** BEGIN Records for processing **

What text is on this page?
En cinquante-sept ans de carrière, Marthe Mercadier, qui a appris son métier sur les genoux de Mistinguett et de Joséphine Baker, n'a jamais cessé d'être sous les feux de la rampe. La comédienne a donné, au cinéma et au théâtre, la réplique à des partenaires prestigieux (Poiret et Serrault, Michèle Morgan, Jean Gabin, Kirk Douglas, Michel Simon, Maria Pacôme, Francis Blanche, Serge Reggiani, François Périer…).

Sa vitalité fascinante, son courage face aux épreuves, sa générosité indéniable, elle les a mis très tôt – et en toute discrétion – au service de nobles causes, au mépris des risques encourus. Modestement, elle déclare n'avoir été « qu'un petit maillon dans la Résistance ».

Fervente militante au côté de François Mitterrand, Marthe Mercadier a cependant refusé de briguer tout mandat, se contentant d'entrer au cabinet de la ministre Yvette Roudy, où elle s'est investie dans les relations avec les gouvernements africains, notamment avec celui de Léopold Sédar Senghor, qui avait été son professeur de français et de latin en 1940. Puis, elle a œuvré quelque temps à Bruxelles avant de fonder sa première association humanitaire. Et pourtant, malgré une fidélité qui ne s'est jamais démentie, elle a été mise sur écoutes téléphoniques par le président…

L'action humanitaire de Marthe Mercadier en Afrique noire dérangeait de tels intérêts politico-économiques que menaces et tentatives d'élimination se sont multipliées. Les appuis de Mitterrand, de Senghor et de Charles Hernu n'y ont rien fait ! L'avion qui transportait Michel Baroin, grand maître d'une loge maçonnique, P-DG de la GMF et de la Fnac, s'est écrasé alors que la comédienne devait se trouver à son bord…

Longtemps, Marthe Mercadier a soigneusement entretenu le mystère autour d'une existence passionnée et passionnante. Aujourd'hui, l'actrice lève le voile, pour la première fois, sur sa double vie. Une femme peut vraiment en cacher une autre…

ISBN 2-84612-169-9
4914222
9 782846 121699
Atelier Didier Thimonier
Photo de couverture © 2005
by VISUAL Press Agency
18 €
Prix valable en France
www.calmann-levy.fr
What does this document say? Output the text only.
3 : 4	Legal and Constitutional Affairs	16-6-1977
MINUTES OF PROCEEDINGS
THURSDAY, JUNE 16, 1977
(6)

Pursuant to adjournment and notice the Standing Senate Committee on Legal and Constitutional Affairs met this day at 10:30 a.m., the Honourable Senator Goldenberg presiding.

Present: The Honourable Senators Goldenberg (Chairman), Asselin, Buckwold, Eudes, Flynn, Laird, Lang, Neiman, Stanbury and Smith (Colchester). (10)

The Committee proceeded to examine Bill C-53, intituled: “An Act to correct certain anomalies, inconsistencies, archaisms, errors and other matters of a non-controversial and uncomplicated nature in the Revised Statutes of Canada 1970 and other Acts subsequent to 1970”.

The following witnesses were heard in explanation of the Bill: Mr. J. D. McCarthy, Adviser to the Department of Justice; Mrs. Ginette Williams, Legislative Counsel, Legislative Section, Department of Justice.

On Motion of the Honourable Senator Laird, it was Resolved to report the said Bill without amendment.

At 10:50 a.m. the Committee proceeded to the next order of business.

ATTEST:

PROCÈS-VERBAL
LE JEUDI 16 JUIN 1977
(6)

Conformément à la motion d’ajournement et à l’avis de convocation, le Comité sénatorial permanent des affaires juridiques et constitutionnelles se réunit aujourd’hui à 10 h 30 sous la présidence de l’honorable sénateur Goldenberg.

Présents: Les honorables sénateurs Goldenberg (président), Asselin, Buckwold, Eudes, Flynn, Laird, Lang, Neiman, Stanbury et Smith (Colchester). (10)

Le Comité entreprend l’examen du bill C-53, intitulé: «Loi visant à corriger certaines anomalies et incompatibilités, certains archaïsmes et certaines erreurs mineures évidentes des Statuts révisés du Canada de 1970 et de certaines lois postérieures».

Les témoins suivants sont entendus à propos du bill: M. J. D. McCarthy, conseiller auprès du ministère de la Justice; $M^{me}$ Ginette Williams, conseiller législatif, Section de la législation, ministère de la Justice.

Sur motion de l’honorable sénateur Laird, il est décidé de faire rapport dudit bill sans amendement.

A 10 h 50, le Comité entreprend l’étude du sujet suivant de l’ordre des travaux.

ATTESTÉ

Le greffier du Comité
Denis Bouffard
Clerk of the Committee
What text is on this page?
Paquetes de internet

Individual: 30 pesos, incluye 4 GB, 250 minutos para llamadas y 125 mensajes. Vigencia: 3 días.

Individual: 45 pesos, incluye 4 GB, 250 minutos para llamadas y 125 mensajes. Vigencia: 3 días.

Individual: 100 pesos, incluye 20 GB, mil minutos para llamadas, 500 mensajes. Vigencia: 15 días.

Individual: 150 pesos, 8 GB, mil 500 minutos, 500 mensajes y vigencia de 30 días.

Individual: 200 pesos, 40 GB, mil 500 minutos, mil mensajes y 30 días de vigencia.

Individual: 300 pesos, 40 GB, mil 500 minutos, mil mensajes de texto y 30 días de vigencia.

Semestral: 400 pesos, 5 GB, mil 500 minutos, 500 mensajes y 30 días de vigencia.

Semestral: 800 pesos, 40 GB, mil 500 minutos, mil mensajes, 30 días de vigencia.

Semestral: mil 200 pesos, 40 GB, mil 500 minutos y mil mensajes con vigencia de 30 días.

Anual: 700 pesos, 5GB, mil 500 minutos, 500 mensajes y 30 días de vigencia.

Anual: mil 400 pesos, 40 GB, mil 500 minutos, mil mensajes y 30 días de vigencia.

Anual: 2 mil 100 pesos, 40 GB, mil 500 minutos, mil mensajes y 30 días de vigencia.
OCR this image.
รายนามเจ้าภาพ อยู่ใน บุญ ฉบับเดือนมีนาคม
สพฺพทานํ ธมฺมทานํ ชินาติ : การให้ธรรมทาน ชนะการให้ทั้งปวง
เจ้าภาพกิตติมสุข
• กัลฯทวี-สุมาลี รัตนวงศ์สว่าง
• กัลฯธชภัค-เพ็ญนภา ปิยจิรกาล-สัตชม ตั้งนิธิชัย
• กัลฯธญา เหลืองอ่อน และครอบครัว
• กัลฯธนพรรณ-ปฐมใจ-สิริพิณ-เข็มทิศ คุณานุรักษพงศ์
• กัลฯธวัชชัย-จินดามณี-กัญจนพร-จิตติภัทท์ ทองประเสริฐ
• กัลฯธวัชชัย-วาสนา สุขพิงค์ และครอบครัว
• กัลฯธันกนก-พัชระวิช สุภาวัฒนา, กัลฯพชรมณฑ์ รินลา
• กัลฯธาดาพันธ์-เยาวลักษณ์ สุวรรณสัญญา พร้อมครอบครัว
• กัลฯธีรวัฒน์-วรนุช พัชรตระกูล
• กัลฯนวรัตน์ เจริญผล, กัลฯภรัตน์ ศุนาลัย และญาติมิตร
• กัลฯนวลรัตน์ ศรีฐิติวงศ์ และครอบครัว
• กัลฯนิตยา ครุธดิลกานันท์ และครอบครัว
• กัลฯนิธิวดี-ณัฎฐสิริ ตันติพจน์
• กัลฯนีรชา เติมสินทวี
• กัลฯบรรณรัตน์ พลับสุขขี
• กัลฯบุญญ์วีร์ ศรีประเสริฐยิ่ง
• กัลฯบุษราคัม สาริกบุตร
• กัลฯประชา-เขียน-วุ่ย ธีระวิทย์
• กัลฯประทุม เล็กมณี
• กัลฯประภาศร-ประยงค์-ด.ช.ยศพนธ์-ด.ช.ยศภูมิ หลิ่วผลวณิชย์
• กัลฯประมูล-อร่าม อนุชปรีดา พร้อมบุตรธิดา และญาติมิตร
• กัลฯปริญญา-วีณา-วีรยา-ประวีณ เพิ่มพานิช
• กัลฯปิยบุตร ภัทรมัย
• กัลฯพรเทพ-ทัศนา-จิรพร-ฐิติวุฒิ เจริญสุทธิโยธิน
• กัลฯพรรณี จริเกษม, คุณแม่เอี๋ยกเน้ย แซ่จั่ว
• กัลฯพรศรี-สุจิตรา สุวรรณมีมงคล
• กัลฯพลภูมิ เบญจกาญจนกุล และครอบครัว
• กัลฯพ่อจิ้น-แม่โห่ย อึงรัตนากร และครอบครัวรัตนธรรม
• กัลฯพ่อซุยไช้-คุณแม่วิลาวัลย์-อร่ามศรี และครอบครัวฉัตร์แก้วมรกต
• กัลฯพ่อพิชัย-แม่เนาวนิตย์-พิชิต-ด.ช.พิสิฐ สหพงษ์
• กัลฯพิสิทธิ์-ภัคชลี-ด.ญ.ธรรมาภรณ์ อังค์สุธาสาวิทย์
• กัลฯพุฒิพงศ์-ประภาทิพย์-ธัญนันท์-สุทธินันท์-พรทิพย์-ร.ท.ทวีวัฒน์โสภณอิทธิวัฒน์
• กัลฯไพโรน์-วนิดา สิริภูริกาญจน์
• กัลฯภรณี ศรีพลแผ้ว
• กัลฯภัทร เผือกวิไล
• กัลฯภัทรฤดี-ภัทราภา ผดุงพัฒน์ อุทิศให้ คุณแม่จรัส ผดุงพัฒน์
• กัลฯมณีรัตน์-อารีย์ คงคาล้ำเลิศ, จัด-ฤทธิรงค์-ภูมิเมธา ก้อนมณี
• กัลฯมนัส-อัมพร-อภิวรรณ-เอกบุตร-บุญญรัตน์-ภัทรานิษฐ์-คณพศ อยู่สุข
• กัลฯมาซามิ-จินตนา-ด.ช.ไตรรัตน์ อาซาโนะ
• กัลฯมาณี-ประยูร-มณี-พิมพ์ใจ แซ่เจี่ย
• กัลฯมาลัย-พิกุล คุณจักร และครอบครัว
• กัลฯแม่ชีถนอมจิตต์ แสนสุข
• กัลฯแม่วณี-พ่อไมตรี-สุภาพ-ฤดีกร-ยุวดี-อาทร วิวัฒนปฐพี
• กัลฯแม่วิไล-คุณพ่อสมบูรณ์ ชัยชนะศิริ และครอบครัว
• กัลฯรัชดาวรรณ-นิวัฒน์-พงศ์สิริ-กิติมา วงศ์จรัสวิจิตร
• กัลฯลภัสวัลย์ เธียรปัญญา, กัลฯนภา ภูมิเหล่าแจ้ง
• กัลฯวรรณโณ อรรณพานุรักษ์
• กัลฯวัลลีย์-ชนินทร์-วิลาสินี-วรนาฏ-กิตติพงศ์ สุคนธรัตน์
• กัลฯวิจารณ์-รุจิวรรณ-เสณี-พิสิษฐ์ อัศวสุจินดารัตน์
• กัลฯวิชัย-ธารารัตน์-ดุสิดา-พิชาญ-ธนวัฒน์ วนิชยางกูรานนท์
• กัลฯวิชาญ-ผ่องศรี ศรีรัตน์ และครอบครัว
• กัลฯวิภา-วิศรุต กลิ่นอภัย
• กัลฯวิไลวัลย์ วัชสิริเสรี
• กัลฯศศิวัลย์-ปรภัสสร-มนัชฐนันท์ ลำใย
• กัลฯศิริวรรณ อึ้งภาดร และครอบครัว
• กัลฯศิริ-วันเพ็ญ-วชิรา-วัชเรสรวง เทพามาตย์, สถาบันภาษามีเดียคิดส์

** END Records for processing **

### Task details:
All lines of the data above that include the word "และครอบคร" must be shown.

### Full output:
• กัลฯธญา เหลืองอ่อน และครอบครัว
• กัลฯธวัชชัย-วาสนา สุขพิงค์ และครอบครัว
• กัลฯนวลรัตน์ ศรีฐิติวงศ์ และครอบครัว
• กัลฯนิตยา ครุธดิลกานันท์ และครอบครัว
• กัลฯพลภูมิ เบญจกาญจนกุล และครอบครัว
• กัลฯพ่อจิ้น-แม่โห่ย อึงรัตนากร และครอบครัวรัตนธรรม
• กัลฯพ่อซุยไช้-คุณแม่วิลาวัลย์-อร่ามศรี และครอบครัวฉัตร์แก้วมรกต
• กัลฯมาลัย-พิกุล คุณจักร และครอบครัว
• กัลฯแม่วิไล-คุณพ่อสมบูรณ์ ชัยชนะศิริ และครอบครัว
• กัลฯวิชาญ-ผ่องศรี ศรีรัตน์ และครอบครัว
• กัลฯศิริวรรณ อึ้งภาดร และครอบครัว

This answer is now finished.